Some lines in the records below may hold the word "Marginal"; give the number of those lines and nothing else.

+++ Data entries

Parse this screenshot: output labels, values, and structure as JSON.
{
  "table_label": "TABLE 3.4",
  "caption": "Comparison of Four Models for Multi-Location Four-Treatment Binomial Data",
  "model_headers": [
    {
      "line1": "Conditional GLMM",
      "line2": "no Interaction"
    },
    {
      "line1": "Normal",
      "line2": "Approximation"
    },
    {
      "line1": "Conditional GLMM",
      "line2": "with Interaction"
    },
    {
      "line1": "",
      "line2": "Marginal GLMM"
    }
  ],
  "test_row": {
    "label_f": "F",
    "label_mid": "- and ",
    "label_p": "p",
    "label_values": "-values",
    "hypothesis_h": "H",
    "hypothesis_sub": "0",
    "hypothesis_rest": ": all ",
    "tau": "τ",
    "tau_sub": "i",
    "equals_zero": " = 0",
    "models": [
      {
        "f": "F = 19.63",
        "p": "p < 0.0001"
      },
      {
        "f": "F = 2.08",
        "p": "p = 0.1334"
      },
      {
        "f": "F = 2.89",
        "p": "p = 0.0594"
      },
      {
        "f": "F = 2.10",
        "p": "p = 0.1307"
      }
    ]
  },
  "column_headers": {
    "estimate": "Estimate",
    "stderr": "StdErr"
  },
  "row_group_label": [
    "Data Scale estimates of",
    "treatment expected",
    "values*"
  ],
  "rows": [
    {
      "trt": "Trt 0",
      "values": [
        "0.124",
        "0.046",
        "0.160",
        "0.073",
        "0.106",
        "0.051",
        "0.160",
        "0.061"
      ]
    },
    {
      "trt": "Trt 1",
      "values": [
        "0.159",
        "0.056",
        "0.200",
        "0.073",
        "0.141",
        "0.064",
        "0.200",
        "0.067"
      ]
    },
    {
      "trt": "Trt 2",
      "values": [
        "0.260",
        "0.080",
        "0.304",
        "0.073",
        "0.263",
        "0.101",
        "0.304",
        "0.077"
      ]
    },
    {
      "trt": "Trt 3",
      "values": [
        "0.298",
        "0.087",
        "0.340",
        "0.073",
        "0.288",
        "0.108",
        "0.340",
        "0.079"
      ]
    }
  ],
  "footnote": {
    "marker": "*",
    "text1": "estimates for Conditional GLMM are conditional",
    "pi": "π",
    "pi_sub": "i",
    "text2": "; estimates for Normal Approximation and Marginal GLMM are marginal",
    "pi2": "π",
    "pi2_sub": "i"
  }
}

++++++

▶ Task result
2